*Exercise objective*.
Your task is to copy every line of the records below that contains "경우에는".

━━━━━━━━━━━━━━━━

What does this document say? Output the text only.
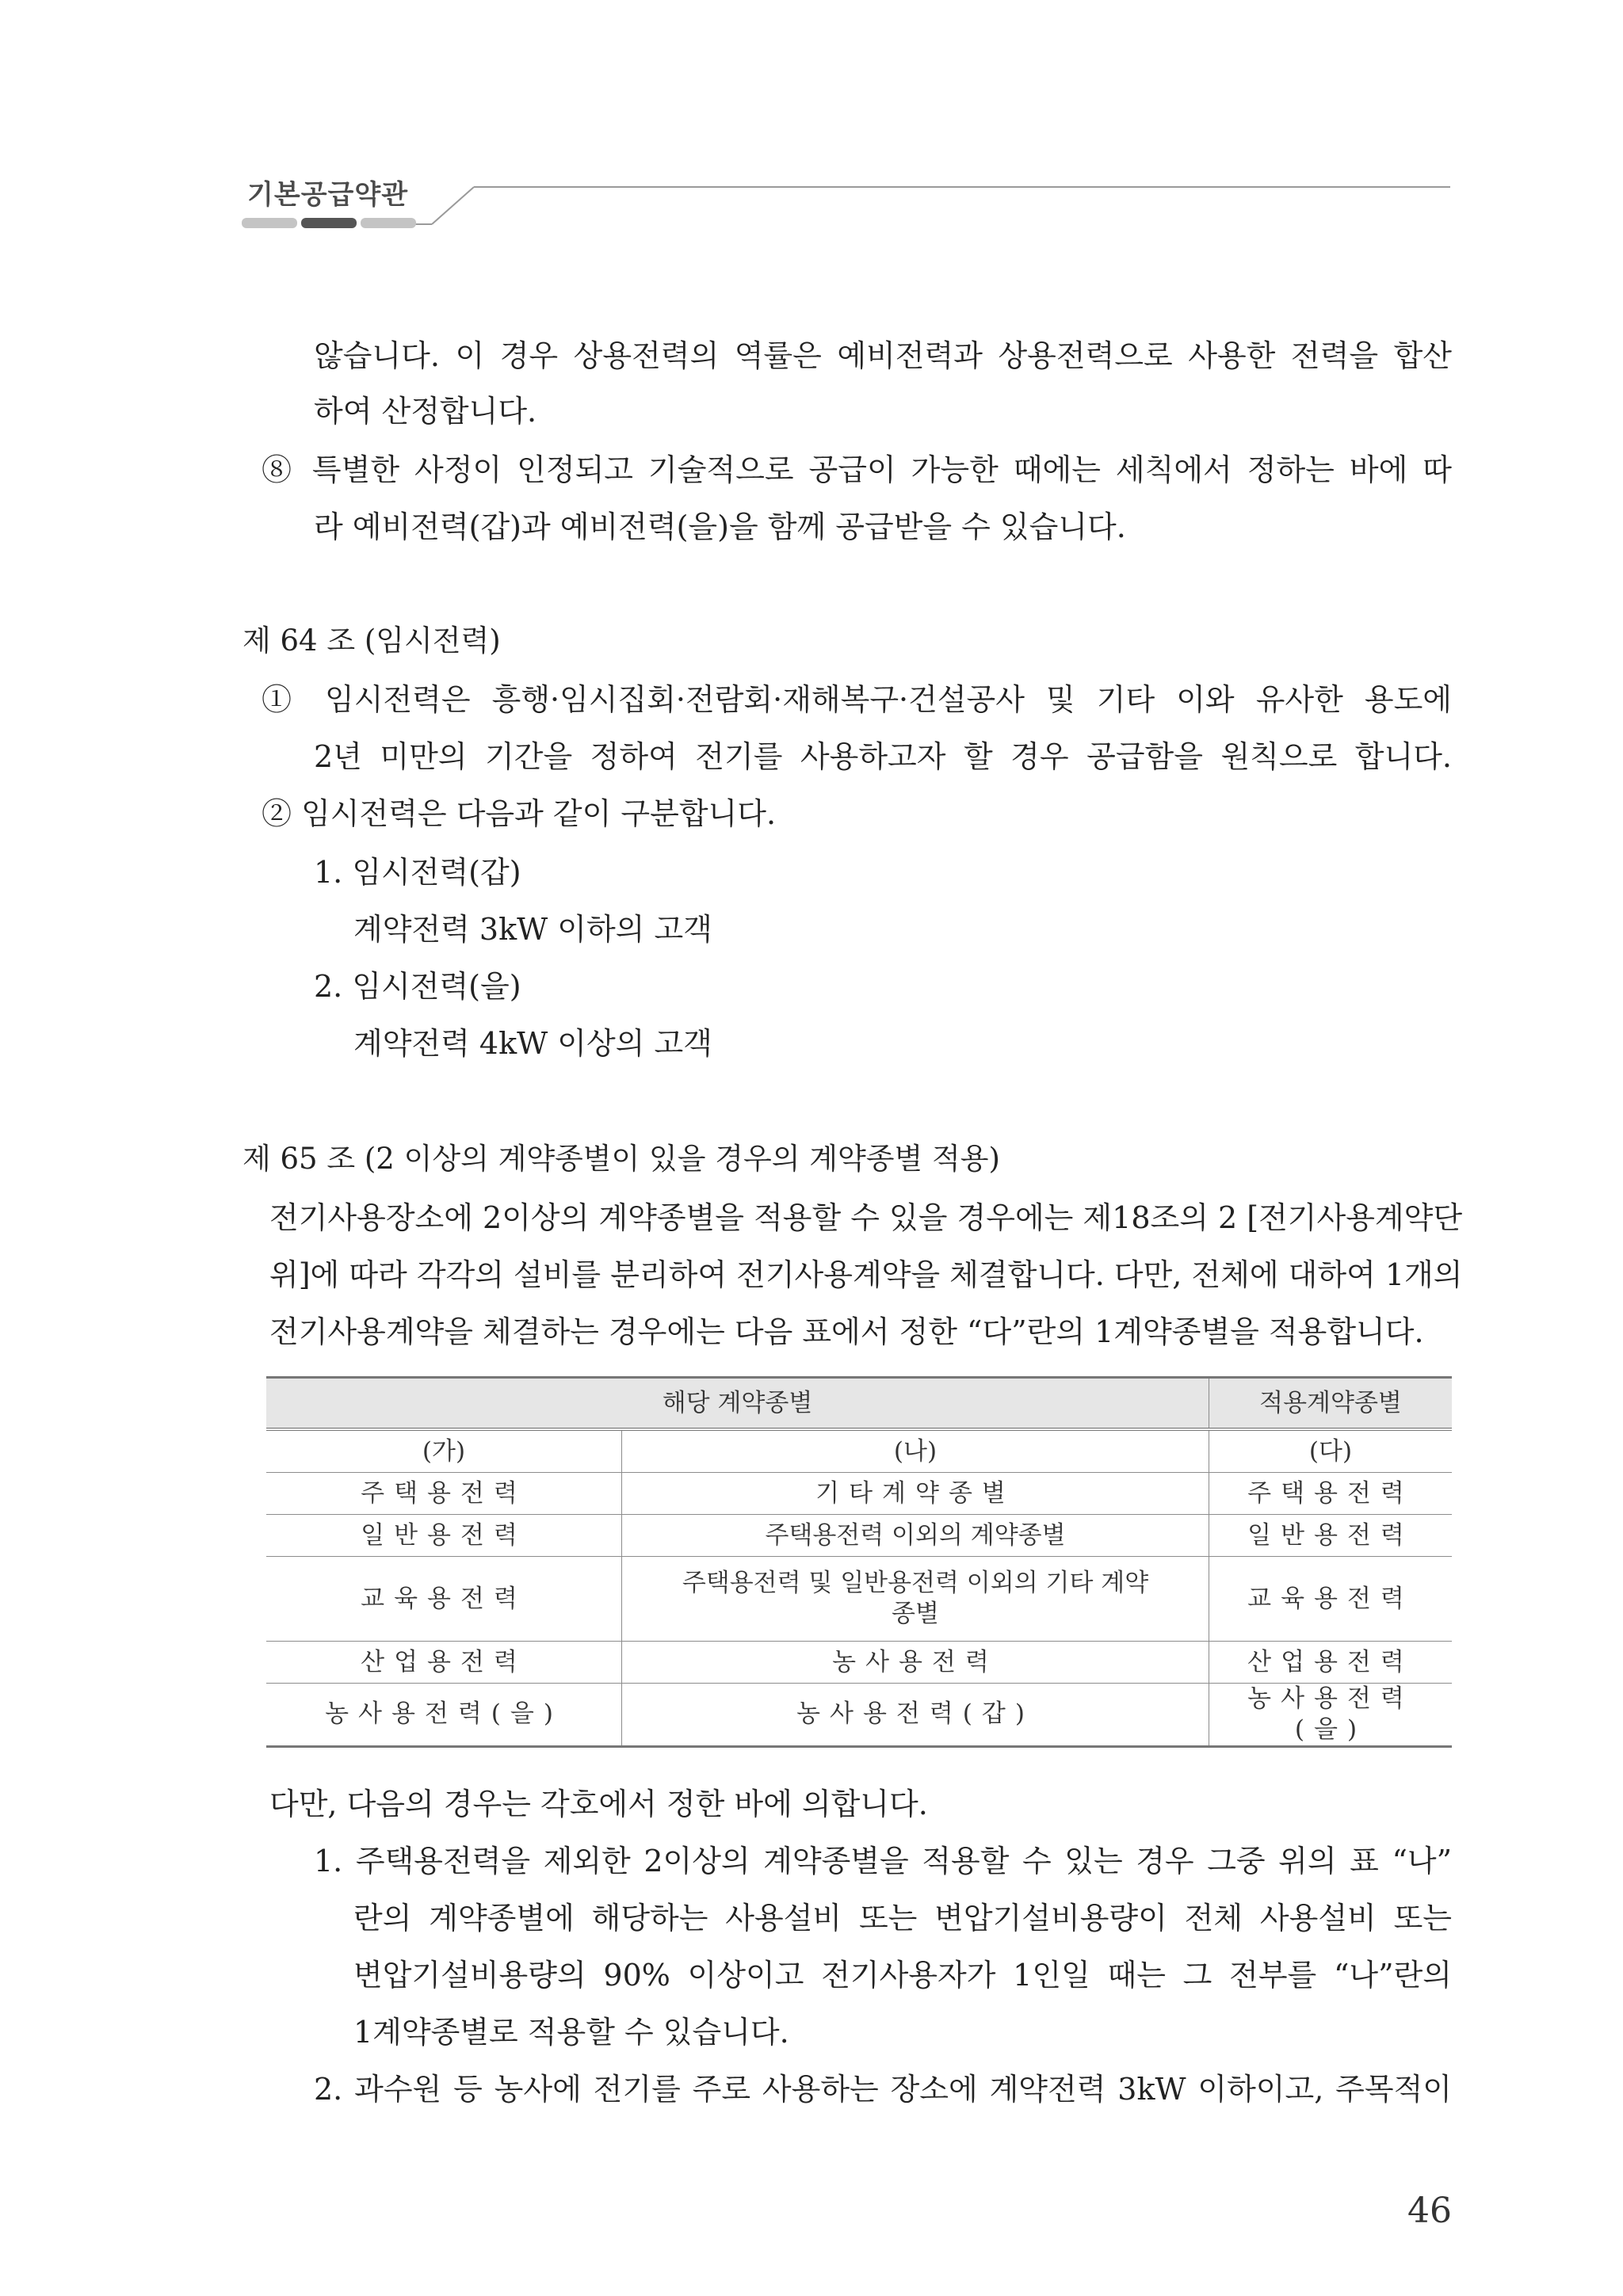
기본공급약관
않습니다. 이 경우 상용전력의 역률은 예비전력과 상용전력으로 사용한 전력을 합산
하여 산정합니다.
⑧ 특별한 사정이 인정되고 기술적으로 공급이 가능한 때에는 세칙에서 정하는 바에 따
라 예비전력(갑)과 예비전력(을)을 함께 공급받을 수 있습니다.
제 64 조 (임시전력)
① 임시전력은 흥행·임시집회·전람회·재해복구·건설공사 및 기타 이와 유사한 용도에
2년 미만의 기간을 정하여 전기를 사용하고자 할 경우 공급함을 원칙으로 합니다.
② 임시전력은 다음과 같이 구분합니다.
1. 임시전력(갑)
계약전력 3kW 이하의 고객
2. 임시전력(을)
계약전력 4kW 이상의 고객
제 65 조 (2 이상의 계약종별이 있을 경우의 계약종별 적용)
전기사용장소에 2이상의 계약종별을 적용할 수 있을 경우에는 제18조의 2 [전기사용계약단
위]에 따라 각각의 설비를 분리하여 전기사용계약을 체결합니다. 다만, 전체에 대하여 1개의
전기사용계약을 체결하는 경우에는 다음 표에서 정한 “다”란의 1계약종별을 적용합니다.
해당 계약종별		적용계약종별
(가)	(나)	(다)
주택용전력	기타계약종별	주택용전력
일반용전력	주택용전력 이외의 계약종별	일반용전력
교육용전력	주택용전력 및 일반용전력 이외의 기타 계약종별	교육용전력
산업용전력	농사용전력	산업용전력
농사용전력(을)	농사용전력(갑)	농사용전력(을)
다만, 다음의 경우는 각호에서 정한 바에 의합니다.
1. 주택용전력을 제외한 2이상의 계약종별을 적용할 수 있는 경우 그중 위의 표 “나”
란의 계약종별에 해당하는 사용설비 또는 변압기설비용량이 전체 사용설비 또는
변압기설비용량의 90% 이상이고 전기사용자가 1인일 때는 그 전부를 “나”란의
1계약종별로 적용할 수 있습니다.
2. 과수원 등 농사에 전기를 주로 사용하는 장소에 계약전력 3kW 이하이고, 주목적이
46
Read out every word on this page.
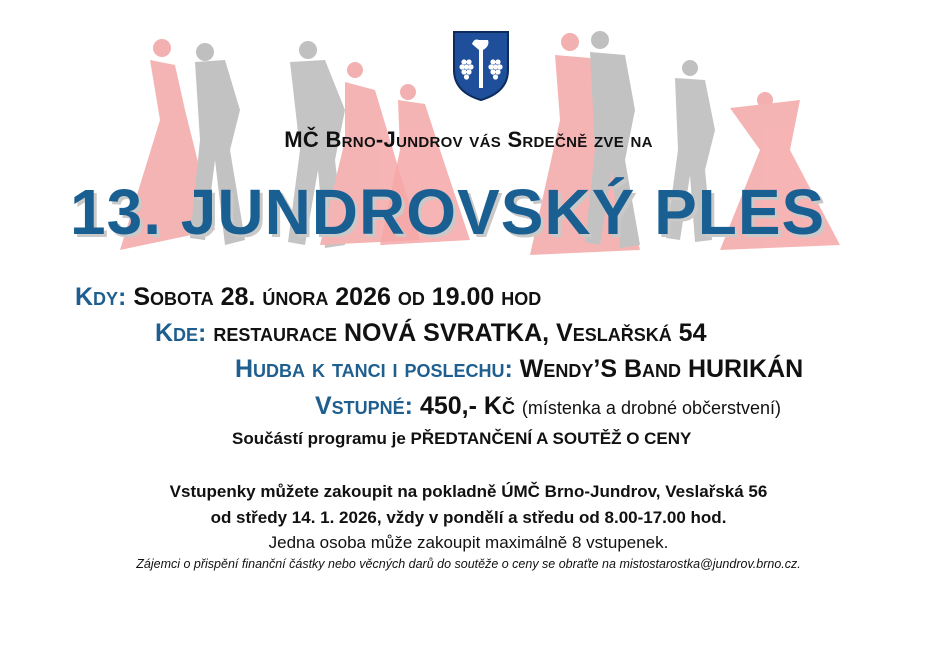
MČ Brno-Jundrov vás Srdečně zve na
13. JUNDROVSKÝ PLES
Kdy: Sobota 28. února 2026 od 19.00 hod
Kde: restaurace NOVÁ SVRATKA, Veslařská 54
Hudba k tanci i poslechu: Wendy’S Band HURIKÁN
Vstupné: 450,- Kč (místenka a drobné občerstvení)
Součástí programu je PŘEDTANČENÍ A SOUTĚŽ O CENY
Vstupenky můžete zakoupit na pokladně ÚMČ Brno-Jundrov, Veslařská 56
od středy 14. 1. 2026, vždy v pondělí a středu od 8.00-17.00 hod.
Jedna osoba může zakoupit maximálně 8 vstupenek.
Zájemci o přispění finanční částky nebo věcných darů do soutěže o ceny se obraťte na mistostarostka@jundrov.brno.cz.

━━━━━━━━━━━━━━━━

*Full response*.
전기사용장소에 2이상의 계약종별을 적용할 수 있을 경우에는 제18조의 2 [전기사용계약단
전기사용계약을 체결하는 경우에는 다음 표에서 정한 “다”란의 1계약종별을 적용합니다.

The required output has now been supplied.